- _Instructions for the task_: Please write out the data unchanged, from its first line through the line containing "chart-title: FFXIV実行中のシステム全体の消費電力（W） [155,19,596,41]", with both of those lines included and nothing after them.

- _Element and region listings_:
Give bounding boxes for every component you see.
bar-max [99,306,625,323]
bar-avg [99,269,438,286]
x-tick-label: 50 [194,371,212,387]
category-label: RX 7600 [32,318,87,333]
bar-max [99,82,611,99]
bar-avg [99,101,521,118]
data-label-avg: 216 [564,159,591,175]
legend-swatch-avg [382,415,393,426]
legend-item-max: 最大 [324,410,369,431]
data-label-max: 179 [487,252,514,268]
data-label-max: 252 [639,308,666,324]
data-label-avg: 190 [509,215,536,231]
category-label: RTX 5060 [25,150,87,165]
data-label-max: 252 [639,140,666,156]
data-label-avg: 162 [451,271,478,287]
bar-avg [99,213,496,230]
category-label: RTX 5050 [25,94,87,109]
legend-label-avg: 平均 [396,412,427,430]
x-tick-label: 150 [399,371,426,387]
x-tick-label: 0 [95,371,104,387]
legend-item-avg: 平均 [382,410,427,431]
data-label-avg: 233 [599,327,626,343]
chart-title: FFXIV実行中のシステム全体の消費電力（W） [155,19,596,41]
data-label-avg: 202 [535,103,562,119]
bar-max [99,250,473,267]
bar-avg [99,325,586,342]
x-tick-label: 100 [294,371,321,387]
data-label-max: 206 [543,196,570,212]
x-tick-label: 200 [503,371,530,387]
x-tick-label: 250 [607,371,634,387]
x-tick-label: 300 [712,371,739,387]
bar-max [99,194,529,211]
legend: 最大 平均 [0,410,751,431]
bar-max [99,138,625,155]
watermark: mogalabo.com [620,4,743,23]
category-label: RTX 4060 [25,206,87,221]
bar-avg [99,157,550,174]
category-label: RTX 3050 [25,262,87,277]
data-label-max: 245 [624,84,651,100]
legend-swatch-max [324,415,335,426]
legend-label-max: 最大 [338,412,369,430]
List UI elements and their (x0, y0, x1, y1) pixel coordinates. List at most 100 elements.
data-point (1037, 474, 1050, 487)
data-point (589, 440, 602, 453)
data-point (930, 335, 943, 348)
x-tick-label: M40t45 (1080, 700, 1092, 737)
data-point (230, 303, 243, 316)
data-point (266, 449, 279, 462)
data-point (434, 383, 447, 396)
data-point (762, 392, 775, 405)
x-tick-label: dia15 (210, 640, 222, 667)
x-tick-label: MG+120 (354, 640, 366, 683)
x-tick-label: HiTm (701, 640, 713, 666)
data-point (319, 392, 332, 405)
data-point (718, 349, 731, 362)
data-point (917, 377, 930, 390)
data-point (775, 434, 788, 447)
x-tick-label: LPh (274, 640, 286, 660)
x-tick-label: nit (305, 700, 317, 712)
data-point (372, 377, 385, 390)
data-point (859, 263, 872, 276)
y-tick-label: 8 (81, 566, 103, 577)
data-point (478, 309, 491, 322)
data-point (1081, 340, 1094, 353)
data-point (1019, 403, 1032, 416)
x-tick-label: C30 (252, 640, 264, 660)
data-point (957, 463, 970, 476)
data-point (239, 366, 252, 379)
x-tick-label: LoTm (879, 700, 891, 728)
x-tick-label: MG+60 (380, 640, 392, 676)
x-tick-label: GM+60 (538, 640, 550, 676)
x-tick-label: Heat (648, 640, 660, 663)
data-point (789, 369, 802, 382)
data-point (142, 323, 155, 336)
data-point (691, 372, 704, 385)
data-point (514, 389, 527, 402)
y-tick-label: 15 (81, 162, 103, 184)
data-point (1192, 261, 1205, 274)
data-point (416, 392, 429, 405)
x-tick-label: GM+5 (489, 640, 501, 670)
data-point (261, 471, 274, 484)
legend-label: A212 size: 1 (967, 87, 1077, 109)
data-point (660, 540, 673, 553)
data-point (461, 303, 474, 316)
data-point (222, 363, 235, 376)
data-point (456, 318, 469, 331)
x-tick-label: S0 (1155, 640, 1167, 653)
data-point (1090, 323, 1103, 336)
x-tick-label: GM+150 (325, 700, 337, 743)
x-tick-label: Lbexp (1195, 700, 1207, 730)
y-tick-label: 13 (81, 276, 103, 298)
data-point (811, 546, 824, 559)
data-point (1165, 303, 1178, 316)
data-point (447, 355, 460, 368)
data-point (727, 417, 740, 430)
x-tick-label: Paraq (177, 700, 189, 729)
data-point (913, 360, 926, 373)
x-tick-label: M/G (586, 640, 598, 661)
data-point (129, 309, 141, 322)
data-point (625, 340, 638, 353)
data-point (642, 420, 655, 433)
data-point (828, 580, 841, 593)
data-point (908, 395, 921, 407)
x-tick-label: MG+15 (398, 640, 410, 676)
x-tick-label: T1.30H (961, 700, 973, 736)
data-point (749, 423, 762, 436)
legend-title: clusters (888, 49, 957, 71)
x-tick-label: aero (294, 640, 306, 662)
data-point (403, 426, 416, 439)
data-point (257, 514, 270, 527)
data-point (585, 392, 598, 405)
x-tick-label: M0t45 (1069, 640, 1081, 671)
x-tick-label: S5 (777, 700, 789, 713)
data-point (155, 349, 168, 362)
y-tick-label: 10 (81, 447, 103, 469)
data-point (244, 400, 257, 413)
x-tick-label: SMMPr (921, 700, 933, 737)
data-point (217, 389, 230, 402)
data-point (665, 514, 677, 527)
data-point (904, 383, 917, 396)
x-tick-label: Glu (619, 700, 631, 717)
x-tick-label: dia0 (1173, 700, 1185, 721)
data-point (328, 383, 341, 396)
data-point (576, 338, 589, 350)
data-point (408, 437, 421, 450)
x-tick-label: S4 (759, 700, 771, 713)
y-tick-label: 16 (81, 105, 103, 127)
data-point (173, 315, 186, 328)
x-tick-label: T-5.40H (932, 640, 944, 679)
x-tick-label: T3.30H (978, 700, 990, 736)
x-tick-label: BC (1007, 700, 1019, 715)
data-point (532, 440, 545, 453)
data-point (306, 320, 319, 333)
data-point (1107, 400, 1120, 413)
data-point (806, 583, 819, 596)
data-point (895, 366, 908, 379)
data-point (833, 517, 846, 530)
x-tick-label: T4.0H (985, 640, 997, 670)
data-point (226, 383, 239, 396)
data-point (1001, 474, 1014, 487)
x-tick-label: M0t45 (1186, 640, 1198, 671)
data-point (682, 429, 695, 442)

- _Exercise solution_:
Give bounding boxes for every component you see.
bar-max [99,306,625,323]
bar-avg [99,269,438,286]
x-tick-label: 50 [194,371,212,387]
category-label: RX 7600 [32,318,87,333]
bar-max [99,82,611,99]
bar-avg [99,101,521,118]
data-label-avg: 216 [564,159,591,175]
legend-swatch-avg [382,415,393,426]
legend-item-max: 最大 [324,410,369,431]
data-label-max: 179 [487,252,514,268]
data-label-max: 252 [639,308,666,324]
data-label-avg: 190 [509,215,536,231]
category-label: RTX 5060 [25,150,87,165]
data-label-max: 252 [639,140,666,156]
data-label-avg: 162 [451,271,478,287]
bar-avg [99,213,496,230]
category-label: RTX 5050 [25,94,87,109]
legend-label-avg: 平均 [396,412,427,430]
x-tick-label: 150 [399,371,426,387]
x-tick-label: 0 [95,371,104,387]
legend-item-avg: 平均 [382,410,427,431]
data-label-avg: 233 [599,327,626,343]
chart-title: FFXIV実行中のシステム全体の消費電力（W） [155,19,596,41]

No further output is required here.